Return all lines in the material below that contain "front".

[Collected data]
BEGIN
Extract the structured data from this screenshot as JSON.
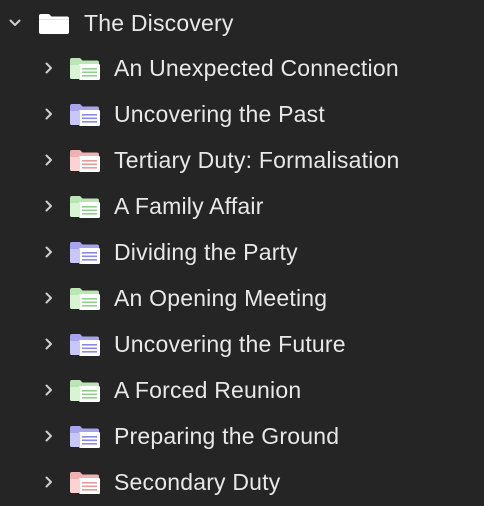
{
  "root": {
    "label": "The Discovery",
    "expanded": true,
    "icon": "folder-icon",
    "color": "#ffffff"
  },
  "items": [
    {
      "label": "An Unexpected Connection",
      "icon": "chapter-folder-icon",
      "color": "green"
    },
    {
      "label": "Uncovering the Past",
      "icon": "chapter-folder-icon",
      "color": "purple"
    },
    {
      "label": "Tertiary Duty: Formalisation",
      "icon": "chapter-folder-icon",
      "color": "pink"
    },
    {
      "label": "A Family Affair",
      "icon": "chapter-folder-icon",
      "color": "green"
    },
    {
      "label": "Dividing the Party",
      "icon": "chapter-folder-icon",
      "color": "purple"
    },
    {
      "label": "An Opening Meeting",
      "icon": "chapter-folder-icon",
      "color": "green"
    },
    {
      "label": "Uncovering the Future",
      "icon": "chapter-folder-icon",
      "color": "purple"
    },
    {
      "label": "A Forced Reunion",
      "icon": "chapter-folder-icon",
      "color": "green"
    },
    {
      "label": "Preparing the Ground",
      "icon": "chapter-folder-icon",
      "color": "purple"
    },
    {
      "label": "Secondary Duty",
      "icon": "chapter-folder-icon",
      "color": "pink"
    }
  ],
  "palette": {
    "green": {
      "back": "#b9e6b4",
      "front": "#d9f4d2",
      "lines": "#8fd08d"
    },
    "purple": {
      "back": "#a8a5ee",
      "front": "#c9c7f7",
      "lines": "#8c88e6"
    },
    "pink": {
      "back": "#efb2b2",
      "front": "#fbd3d3",
      "lines": "#e69a9a"
    }
  }
}
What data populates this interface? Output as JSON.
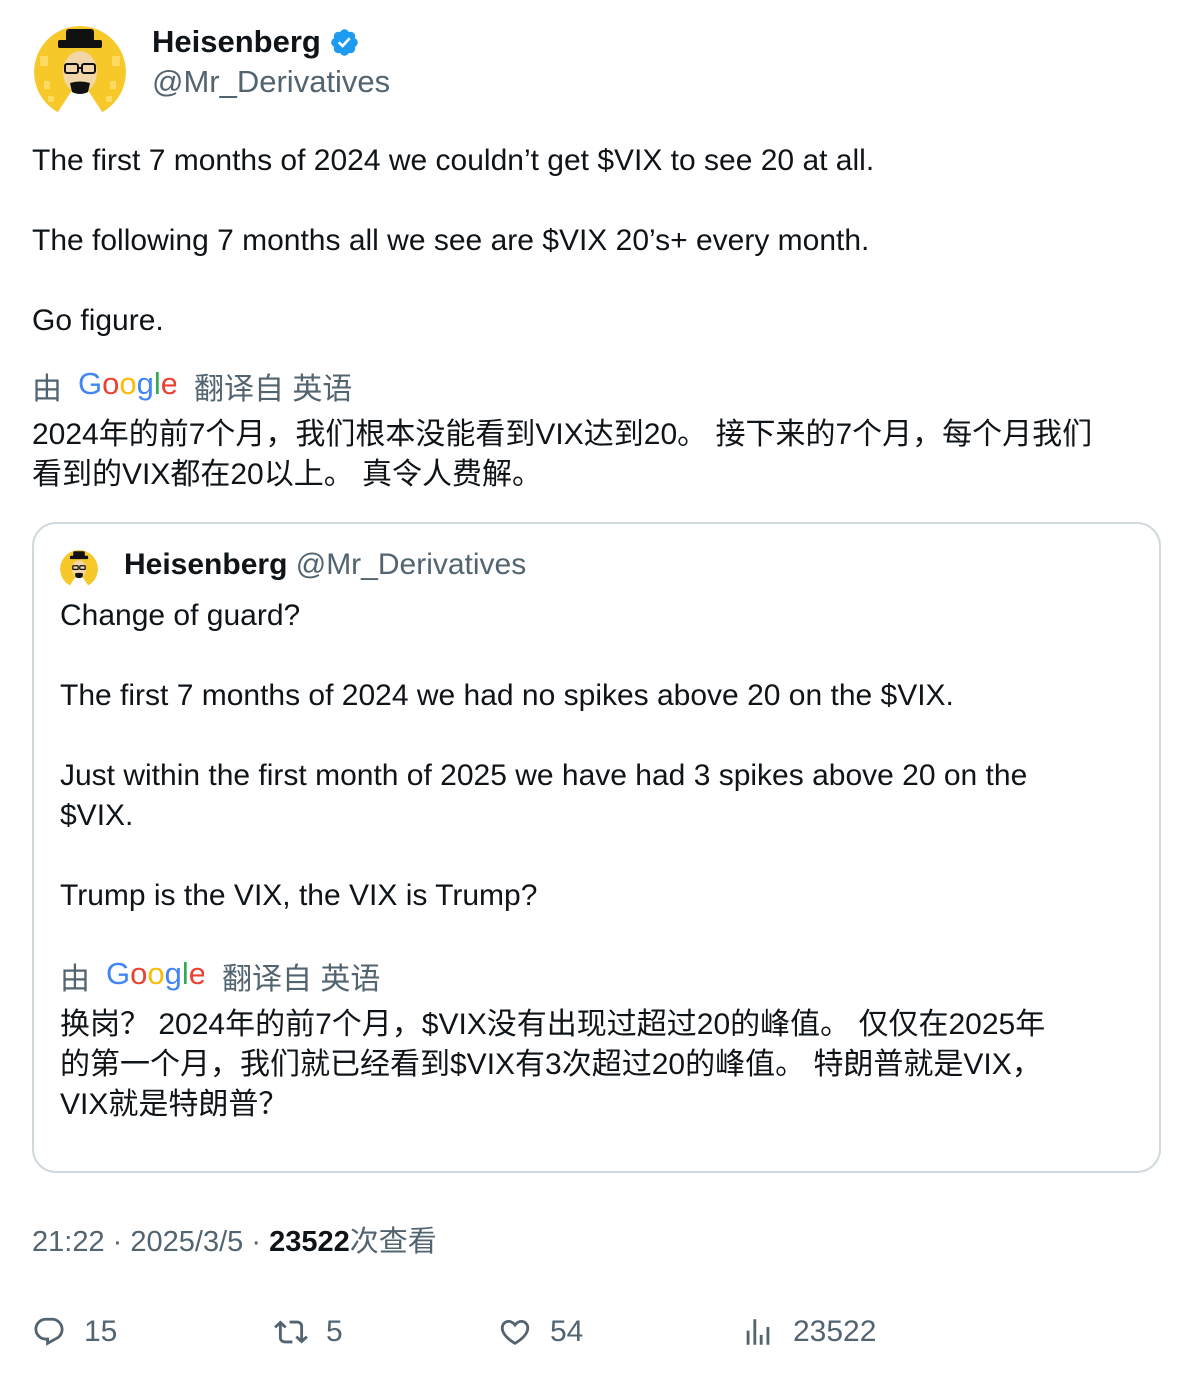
{
  "author": {
    "name": "Heisenberg",
    "handle": "@Mr_Derivatives",
    "verified": true
  },
  "tweet": {
    "paragraphs": [
      "The first 7 months of 2024 we couldn’t get $VIX to see 20 at all.",
      "The following 7 months all we see are $VIX 20’s+ every month.",
      "Go figure."
    ]
  },
  "translation": {
    "by_label": "由",
    "provider": "Google",
    "source_label": "翻译自 英语",
    "text_line1": "2024年的前7个月，我们根本没能看到VIX达到20。 接下来的7个月，每个月我们",
    "text_line2": "看到的VIX都在20以上。 真令人费解。"
  },
  "quote": {
    "name": "Heisenberg",
    "handle": "@Mr_Derivatives",
    "paragraphs": [
      "Change of guard?",
      "The first 7 months of 2024 we had no spikes above 20 on the $VIX.",
      "Just within the first month of 2025 we have had 3 spikes above 20 on the",
      "$VIX.",
      "Trump is the VIX, the VIX is Trump?"
    ],
    "translation": {
      "by_label": "由",
      "provider": "Google",
      "source_label": "翻译自 英语",
      "text_line1": "换岗？ 2024年的前7个月，$VIX没有出现过超过20的峰值。 仅仅在2025年",
      "text_line2": "的第一个月，我们就已经看到$VIX有3次超过20的峰值。 特朗普就是VIX，",
      "text_line3": "VIX就是特朗普？"
    }
  },
  "meta": {
    "time": "21:22",
    "separator": "·",
    "date": "2025/3/5",
    "views_count": "23522",
    "views_label": "次查看"
  },
  "actions": {
    "replies": "15",
    "reposts": "5",
    "likes": "54",
    "views": "23522"
  },
  "colors": {
    "text_primary": "#0f1419",
    "text_secondary": "#536471",
    "verified_blue": "#1d9bf0",
    "border": "#cfd9de",
    "avatar_yellow": "#f7c82a",
    "google_blue": "#4285f4",
    "google_red": "#ea4335",
    "google_yellow": "#fbbc05",
    "google_green": "#34a853"
  },
  "icons": {
    "verified": "verified-badge-icon",
    "reply": "reply-icon",
    "repost": "repost-icon",
    "like": "heart-icon",
    "views": "analytics-icon"
  }
}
END
Exercise answer -
      "front": "#d9f4d2",
      "front": "#c9c7f7",
      "front": "#fbd3d3",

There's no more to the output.